PROBLEM TO SOLVE: Make an exact copy of the entries below.

Dataset items:
= = =

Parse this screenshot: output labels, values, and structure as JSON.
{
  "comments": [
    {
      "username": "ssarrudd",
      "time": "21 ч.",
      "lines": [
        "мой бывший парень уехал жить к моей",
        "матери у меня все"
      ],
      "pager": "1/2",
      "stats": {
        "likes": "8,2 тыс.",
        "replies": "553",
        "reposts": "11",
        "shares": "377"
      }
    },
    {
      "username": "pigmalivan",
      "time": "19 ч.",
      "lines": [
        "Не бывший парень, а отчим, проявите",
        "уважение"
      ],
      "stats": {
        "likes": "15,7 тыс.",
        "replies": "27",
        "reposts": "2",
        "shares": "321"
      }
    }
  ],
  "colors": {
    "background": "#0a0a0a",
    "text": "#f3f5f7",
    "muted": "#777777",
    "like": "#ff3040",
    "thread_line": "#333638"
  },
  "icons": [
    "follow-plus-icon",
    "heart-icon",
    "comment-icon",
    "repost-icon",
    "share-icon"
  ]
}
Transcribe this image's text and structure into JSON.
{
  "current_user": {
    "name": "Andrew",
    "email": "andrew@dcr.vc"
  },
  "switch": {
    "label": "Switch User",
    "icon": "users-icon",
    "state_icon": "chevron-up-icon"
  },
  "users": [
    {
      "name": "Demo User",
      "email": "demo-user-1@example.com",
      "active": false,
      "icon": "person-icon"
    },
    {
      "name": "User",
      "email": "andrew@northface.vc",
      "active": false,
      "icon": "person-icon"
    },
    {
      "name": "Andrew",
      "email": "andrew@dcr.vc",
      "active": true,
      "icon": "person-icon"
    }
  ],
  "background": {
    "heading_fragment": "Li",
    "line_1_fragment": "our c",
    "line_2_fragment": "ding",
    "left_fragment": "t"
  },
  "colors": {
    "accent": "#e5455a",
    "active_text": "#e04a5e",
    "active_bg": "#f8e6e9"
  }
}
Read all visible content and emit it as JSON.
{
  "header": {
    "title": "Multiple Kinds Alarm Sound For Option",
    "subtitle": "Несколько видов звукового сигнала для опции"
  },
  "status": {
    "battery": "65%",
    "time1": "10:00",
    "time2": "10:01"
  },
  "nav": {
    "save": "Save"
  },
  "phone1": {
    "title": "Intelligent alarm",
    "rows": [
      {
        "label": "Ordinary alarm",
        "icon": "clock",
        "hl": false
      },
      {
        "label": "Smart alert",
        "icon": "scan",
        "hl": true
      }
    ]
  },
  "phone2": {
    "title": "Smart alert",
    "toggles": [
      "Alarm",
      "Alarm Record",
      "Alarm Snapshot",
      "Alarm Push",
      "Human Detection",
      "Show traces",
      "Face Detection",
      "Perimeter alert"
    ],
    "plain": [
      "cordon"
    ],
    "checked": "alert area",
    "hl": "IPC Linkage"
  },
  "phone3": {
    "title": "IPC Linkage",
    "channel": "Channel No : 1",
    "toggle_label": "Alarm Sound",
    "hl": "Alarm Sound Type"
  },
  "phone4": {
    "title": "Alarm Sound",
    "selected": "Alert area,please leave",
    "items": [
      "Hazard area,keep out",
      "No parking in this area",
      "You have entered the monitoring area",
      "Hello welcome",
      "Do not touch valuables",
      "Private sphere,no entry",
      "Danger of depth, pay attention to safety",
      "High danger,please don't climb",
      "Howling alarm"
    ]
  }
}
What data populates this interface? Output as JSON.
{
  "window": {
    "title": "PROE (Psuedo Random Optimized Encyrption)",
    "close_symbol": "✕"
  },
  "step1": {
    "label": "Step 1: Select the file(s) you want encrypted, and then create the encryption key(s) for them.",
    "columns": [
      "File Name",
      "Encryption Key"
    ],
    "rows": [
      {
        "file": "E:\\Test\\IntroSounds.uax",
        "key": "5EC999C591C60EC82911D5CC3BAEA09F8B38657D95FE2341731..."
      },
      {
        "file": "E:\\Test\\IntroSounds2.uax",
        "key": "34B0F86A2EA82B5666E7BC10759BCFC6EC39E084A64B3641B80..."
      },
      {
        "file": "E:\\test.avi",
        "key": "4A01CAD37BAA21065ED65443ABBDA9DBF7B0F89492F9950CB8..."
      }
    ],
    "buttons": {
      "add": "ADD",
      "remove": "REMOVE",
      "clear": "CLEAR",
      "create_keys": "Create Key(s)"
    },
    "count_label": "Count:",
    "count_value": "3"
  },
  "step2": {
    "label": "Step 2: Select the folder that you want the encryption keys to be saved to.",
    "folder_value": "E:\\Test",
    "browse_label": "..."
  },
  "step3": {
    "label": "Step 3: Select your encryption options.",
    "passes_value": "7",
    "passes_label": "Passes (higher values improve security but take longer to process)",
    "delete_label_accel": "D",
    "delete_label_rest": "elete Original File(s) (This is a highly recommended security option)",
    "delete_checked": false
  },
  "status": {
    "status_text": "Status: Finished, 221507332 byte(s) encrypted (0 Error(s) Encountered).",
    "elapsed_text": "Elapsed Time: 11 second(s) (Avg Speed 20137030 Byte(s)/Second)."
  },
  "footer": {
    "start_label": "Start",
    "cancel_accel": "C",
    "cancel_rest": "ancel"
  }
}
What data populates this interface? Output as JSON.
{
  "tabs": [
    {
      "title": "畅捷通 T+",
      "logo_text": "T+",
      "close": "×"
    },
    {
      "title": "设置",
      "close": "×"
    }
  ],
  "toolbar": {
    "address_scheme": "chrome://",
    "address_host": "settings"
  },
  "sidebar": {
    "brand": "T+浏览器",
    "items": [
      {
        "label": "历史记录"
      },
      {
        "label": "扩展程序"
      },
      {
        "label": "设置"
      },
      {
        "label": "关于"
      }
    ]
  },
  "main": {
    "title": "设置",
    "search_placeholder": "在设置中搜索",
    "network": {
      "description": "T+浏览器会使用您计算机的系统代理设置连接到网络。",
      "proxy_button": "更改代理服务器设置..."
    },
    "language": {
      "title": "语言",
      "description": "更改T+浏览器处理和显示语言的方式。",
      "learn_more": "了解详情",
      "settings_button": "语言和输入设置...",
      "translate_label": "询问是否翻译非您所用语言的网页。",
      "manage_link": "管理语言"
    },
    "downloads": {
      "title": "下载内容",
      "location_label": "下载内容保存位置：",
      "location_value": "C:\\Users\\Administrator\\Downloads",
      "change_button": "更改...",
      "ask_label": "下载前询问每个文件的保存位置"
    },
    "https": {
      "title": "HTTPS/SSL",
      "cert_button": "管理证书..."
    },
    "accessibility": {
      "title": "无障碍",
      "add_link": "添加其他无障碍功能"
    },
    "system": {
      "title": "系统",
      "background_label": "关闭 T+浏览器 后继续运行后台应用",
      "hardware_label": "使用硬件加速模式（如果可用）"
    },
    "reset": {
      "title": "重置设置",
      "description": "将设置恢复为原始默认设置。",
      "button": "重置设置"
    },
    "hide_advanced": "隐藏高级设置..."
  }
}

= = =

WRITTEN ANSWER:
Parse this screenshot: output labels, values, and structure as JSON.
{
  "comments": [
    {
      "username": "ssarrudd",
      "time": "21 ч.",
      "lines": [
        "мой бывший парень уехал жить к моей",
        "матери у меня все"
      ],
      "pager": "1/2",
      "stats": {
        "likes": "8,2 тыс.",
        "replies": "553",
        "reposts": "11",
        "shares": "377"
      }
    },
    {
      "username": "pigmalivan",
      "time": "19 ч.",
      "lines": [
        "Не бывший парень, а отчим, проявите",
        "уважение"
      ],
      "stats": {
        "likes": "15,7 тыс.",
        "replies": "27",
        "reposts": "2",
        "shares": "321"
      }
    }
  ],
  "colors": {
    "background": "#0a0a0a",
    "text": "#f3f5f7",
    "muted": "#777777",
    "like": "#ff3040",
    "thread_line": "#333638"
  },
  "icons": [
    "follow-plus-icon",
    "heart-icon",
    "comment-icon",
    "repost-icon",
    "share-icon"
  ]
}
Transcribe this image's text and structure into JSON.
{
  "current_user": {
    "name": "Andrew",
    "email": "andrew@dcr.vc"
  },
  "switch": {
    "label": "Switch User",
    "icon": "users-icon",
    "state_icon": "chevron-up-icon"
  },
  "users": [
    {
      "name": "Demo User",
      "email": "demo-user-1@example.com",
      "active": false,
      "icon": "person-icon"
    },
    {
      "name": "User",
      "email": "andrew@northface.vc",
      "active": false,
      "icon": "person-icon"
    },
    {
      "name": "Andrew",
      "email": "andrew@dcr.vc",
      "active": true,
      "icon": "person-icon"
    }
  ],
  "background": {
    "heading_fragment": "Li",
    "line_1_fragment": "our c",
    "line_2_fragment": "ding",
    "left_fragment": "t"
  },
  "colors": {
    "accent": "#e5455a",
    "active_text": "#e04a5e",
    "active_bg": "#f8e6e9"
  }
}
Read all visible content and emit it as JSON.
{
  "header": {
    "title": "Multiple Kinds Alarm Sound For Option",
    "subtitle": "Несколько видов звукового сигнала для опции"
  },
  "status": {
    "battery": "65%",
    "time1": "10:00",
    "time2": "10:01"
  },
  "nav": {
    "save": "Save"
  },
  "phone1": {
    "title": "Intelligent alarm",
    "rows": [
      {
        "label": "Ordinary alarm",
        "icon": "clock",
        "hl": false
      },
      {
        "label": "Smart alert",
        "icon": "scan",
        "hl": true
      }
    ]
  },
  "phone2": {
    "title": "Smart alert",
    "toggles": [
      "Alarm",
      "Alarm Record",
      "Alarm Snapshot",
      "Alarm Push",
      "Human Detection",
      "Show traces",
      "Face Detection",
      "Perimeter alert"
    ],
    "plain": [
      "cordon"
    ],
    "checked": "alert area",
    "hl": "IPC Linkage"
  },
  "phone3": {
    "title": "IPC Linkage",
    "channel": "Channel No : 1",
    "toggle_label": "Alarm Sound",
    "hl": "Alarm Sound Type"
  },
  "phone4": {
    "title": "Alarm Sound",
    "selected": "Alert area,please leave",
    "items": [
      "Hazard area,keep out",
      "No parking in this area",
      "You have entered the monitoring area",
      "Hello welcome",
      "Do not touch valuables",
      "Private sphere,no entry",
      "Danger of depth, pay attention to safety",
      "High danger,please don't climb",
      "Howling alarm"
    ]
  }
}
What data populates this interface? Output as JSON.
{
  "window": {
    "title": "PROE (Psuedo Random Optimized Encyrption)",
    "close_symbol": "✕"
  },
  "step1": {
    "label": "Step 1: Select the file(s) you want encrypted, and then create the encryption key(s) for them.",
    "columns": [
      "File Name",
      "Encryption Key"
    ],
    "rows": [
      {
        "file": "E:\\Test\\IntroSounds.uax",
        "key": "5EC999C591C60EC82911D5CC3BAEA09F8B38657D95FE2341731..."
      },
      {
        "file": "E:\\Test\\IntroSounds2.uax",
        "key": "34B0F86A2EA82B5666E7BC10759BCFC6EC39E084A64B3641B80..."
      },
      {
        "file": "E:\\test.avi",
        "key": "4A01CAD37BAA21065ED65443ABBDA9DBF7B0F89492F9950CB8..."
      }
    ],
    "buttons": {
      "add": "ADD",
      "remove": "REMOVE",
      "clear": "CLEAR",
      "create_keys": "Create Key(s)"
    },
    "count_label": "Count:",
    "count_value": "3"
  },
  "step2": {
    "label": "Step 2: Select the folder that you want the encryption keys to be saved to.",
    "folder_value": "E:\\Test",
    "browse_label": "..."
  },
  "step3": {
    "label": "Step 3: Select your encryption options.",
    "passes_value": "7",
    "passes_label": "Passes (higher values improve security but take longer to process)",
    "delete_label_accel": "D",
    "delete_label_rest": "elete Original File(s) (This is a highly recommended security option)",
    "delete_checked": false
  },
  "status": {
    "status_text": "Status: Finished, 221507332 byte(s) encrypted (0 Error(s) Encountered).",
    "elapsed_text": "Elapsed Time: 11 second(s) (Avg Speed 20137030 Byte(s)/Second)."
  },
  "footer": {
    "start_label": "Start",
    "cancel_accel": "C",
    "cancel_rest": "ancel"
  }
}
What data populates this interface? Output as JSON.
{
  "tabs": [
    {
      "title": "畅捷通 T+",
      "logo_text": "T+",
      "close": "×"
    },
    {
      "title": "设置",
      "close": "×"
    }
  ],
  "toolbar": {
    "address_scheme": "chrome://",
    "address_host": "settings"
  },
  "sidebar": {
    "brand": "T+浏览器",
    "items": [
      {
        "label": "历史记录"
      },
      {
        "label": "扩展程序"
      },
      {
        "label": "设置"
      },
      {
        "label": "关于"
      }
    ]
  },
  "main": {
    "title": "设置",
    "search_placeholder": "在设置中搜索",
    "network": {
      "description": "T+浏览器会使用您计算机的系统代理设置连接到网络。",
      "proxy_button": "更改代理服务器设置..."
    },
    "language": {
      "title": "语言",
      "description": "更改T+浏览器处理和显示语言的方式。",
      "learn_more": "了解详情",
      "settings_button": "语言和输入设置...",
      "translate_label": "询问是否翻译非您所用语言的网页。",
      "manage_link": "管理语言"
    },
    "downloads": {
      "title": "下载内容",
      "location_label": "下载内容保存位置：",
      "location_value": "C:\\Users\\Administrator\\Downloads",
      "change_button": "更改...",
      "ask_label": "下载前询问每个文件的保存位置"
    },
    "https": {
      "title": "HTTPS/SSL",
      "cert_button": "管理证书..."
    },
    "accessibility": {
      "title": "无障碍",
      "add_link": "添加其他无障碍功能"
    },
    "system": {
      "title": "系统",
      "background_label": "关闭 T+浏览器 后继续运行后台应用",
      "hardware_label": "使用硬件加速模式（如果可用）"
    },
    "reset": {
      "title": "重置设置",
      "description": "将设置恢复为原始默认设置。",
      "button": "重置设置"
    },
    "hide_advanced": "隐藏高级设置..."
  }
}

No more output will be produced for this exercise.